• Document excerpt:
New Orleans Pelicans Hall of Famers
Players
| No. | Name | Position | Tenure | Inducted |
| 16 | Peja Stojaković | F | 2006–2010 | 2024 |

== Media ==

As of the 2024–25 season, Pelicans games not televised exclusively by the NBA's national television partners are carried by a network of Gray Media broadcast television stations in the Pelicans' television market, with the telecasts produced by Raycom Sports. The Pelicans' games are primarily carried by Gray's Gulf Coast Sports & Entertainment Network, and a subscription streaming service known as "Pelicans+" in partnership with Kiswe. The games are currently called by Joel Meyers on play-by-play, joined by former Pelicans player Antonio Daniels as an analyst. The network succeeded Bally Sports New Orleans, which dropped the team amid its parent company's bankruptcy.

==Season-by-season record==
List of the last five seasons completed by the Pelicans. For the full season-by-season history, see List of New Orleans Pelicans seasons.

• Data:

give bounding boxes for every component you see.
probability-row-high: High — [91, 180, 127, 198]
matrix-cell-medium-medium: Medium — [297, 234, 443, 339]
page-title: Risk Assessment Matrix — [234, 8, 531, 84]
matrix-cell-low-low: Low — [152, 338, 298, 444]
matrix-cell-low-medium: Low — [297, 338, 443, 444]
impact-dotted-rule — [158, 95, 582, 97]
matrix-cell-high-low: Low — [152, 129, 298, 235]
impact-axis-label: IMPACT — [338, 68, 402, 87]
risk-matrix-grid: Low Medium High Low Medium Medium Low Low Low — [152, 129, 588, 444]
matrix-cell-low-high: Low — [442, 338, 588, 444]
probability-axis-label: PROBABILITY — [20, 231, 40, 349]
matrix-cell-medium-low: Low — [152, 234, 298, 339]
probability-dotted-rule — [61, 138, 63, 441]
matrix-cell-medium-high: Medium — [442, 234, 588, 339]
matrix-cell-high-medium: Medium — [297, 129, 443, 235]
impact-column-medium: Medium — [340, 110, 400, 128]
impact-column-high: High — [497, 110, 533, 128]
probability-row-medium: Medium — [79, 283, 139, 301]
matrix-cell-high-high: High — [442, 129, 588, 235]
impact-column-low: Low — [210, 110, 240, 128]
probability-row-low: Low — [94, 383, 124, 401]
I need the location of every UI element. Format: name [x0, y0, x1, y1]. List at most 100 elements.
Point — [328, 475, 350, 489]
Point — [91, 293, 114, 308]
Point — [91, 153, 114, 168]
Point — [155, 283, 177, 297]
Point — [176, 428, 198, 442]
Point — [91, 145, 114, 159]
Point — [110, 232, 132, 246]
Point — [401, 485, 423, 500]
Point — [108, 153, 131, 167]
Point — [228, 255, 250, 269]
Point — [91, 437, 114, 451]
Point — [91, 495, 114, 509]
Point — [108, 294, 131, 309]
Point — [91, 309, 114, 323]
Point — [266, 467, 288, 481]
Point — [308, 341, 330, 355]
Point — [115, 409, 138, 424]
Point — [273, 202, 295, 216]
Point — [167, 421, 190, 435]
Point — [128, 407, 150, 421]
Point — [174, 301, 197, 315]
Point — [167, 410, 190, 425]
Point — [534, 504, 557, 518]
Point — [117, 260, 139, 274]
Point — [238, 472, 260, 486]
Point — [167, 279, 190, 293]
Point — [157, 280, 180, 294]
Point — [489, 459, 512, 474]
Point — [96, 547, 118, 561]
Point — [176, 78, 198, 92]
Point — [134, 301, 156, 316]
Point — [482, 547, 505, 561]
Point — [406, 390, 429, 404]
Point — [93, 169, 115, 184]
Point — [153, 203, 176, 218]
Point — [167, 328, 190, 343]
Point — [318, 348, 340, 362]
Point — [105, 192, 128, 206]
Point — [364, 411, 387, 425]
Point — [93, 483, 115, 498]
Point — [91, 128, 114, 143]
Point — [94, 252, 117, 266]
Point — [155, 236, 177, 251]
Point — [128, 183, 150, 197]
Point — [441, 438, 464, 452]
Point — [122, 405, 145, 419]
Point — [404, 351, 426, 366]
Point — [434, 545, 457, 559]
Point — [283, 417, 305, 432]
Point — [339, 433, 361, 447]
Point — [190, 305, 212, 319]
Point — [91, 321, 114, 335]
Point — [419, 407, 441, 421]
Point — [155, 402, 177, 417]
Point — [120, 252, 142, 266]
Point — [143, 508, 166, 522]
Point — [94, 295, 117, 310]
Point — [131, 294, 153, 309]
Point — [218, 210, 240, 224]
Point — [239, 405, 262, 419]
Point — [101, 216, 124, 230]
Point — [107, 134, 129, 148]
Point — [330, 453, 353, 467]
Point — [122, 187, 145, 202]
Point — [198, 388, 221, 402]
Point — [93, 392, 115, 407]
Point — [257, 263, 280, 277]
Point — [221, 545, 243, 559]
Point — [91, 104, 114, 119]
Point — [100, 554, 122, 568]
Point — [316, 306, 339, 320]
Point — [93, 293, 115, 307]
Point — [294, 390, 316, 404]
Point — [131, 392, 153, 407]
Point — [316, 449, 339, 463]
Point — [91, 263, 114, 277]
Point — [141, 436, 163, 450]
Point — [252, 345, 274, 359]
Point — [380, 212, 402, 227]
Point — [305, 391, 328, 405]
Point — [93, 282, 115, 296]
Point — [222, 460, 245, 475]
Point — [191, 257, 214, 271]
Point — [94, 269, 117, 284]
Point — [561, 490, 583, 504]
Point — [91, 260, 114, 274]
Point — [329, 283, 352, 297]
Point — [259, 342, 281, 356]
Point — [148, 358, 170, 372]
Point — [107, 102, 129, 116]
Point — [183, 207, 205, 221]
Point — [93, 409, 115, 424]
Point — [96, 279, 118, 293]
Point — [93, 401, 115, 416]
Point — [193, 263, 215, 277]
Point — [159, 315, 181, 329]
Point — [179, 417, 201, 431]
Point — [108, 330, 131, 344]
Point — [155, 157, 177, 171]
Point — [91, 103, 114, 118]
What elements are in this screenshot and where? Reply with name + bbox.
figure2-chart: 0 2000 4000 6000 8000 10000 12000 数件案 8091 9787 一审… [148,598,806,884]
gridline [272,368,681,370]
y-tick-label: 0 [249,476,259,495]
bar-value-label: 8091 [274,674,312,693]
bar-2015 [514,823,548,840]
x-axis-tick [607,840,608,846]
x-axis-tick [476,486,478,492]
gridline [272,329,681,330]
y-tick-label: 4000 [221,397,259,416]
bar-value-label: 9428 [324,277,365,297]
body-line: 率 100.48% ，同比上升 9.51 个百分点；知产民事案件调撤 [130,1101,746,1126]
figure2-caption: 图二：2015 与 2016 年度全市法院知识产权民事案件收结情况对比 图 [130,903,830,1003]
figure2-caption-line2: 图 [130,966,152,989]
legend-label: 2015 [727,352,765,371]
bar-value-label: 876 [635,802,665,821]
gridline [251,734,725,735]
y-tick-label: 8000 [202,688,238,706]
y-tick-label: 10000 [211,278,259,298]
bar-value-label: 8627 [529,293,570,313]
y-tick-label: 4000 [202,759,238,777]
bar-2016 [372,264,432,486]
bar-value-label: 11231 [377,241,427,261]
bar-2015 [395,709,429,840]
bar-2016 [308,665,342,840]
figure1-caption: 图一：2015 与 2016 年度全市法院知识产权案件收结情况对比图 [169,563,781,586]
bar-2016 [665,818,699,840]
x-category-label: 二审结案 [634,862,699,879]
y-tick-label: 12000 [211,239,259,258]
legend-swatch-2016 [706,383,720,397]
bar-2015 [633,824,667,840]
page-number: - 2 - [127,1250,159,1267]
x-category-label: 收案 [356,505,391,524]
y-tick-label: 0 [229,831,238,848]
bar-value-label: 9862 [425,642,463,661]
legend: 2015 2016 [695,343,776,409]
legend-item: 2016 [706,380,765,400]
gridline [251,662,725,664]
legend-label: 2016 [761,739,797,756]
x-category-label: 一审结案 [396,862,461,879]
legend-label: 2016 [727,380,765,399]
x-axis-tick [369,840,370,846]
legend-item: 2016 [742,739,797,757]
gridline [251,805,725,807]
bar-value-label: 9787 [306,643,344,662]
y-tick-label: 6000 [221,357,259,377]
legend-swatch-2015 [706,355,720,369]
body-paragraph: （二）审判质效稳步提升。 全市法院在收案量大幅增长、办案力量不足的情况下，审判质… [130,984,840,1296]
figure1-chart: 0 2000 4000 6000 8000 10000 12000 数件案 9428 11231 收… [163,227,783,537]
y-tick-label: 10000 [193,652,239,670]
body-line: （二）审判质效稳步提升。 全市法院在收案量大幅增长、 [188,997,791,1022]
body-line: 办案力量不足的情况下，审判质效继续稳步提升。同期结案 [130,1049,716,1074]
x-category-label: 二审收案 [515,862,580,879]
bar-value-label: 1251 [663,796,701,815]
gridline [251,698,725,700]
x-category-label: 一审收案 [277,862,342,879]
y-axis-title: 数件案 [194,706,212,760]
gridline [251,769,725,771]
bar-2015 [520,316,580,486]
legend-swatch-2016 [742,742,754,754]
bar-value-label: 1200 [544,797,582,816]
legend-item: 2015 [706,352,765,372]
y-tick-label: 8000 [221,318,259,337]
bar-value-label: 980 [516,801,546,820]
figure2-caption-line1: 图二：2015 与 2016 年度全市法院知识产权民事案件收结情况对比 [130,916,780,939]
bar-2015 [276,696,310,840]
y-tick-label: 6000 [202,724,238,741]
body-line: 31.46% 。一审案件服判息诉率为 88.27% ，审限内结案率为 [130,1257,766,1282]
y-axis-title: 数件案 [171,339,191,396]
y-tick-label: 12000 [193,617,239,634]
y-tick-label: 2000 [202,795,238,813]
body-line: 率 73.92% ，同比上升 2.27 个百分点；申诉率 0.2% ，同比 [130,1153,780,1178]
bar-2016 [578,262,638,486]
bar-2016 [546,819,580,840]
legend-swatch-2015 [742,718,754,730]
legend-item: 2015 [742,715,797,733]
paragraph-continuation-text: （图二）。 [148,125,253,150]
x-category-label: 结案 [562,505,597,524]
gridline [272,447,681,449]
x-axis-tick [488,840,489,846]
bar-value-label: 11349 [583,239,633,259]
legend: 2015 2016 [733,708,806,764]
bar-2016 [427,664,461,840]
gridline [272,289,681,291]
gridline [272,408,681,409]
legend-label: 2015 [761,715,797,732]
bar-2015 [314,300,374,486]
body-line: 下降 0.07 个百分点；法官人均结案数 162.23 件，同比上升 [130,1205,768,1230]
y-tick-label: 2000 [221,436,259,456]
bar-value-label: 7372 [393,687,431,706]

• Directions for this task: Reproduce the Pelicans excerpt word for word between "New Orleans Pelicans Hall" and "parent company's bankruptcy.", inclusive. The records have no connection to the Pelicans excerpt.

• Your solution:
New Orleans Pelicans Hall of Famers
Players
| No. | Name | Position | Tenure | Inducted |
| 16 | Peja Stojaković | F | 2006–2010 | 2024 |

== Media ==

As of the 2024–25 season, Pelicans games not televised exclusively by the NBA's national television partners are carried by a network of Gray Media broadcast television stations in the Pelicans' television market, with the telecasts produced by Raycom Sports. The Pelicans' games are primarily carried by Gray's Gulf Coast Sports & Entertainment Network, and a subscription streaming service known as "Pelicans+" in partnership with Kiswe. The games are currently called by Joel Meyers on play-by-play, joined by former Pelicans player Antonio Daniels as an analyst. The network succeeded Bally Sports New Orleans, which dropped the team amid its parent company's bankruptcy.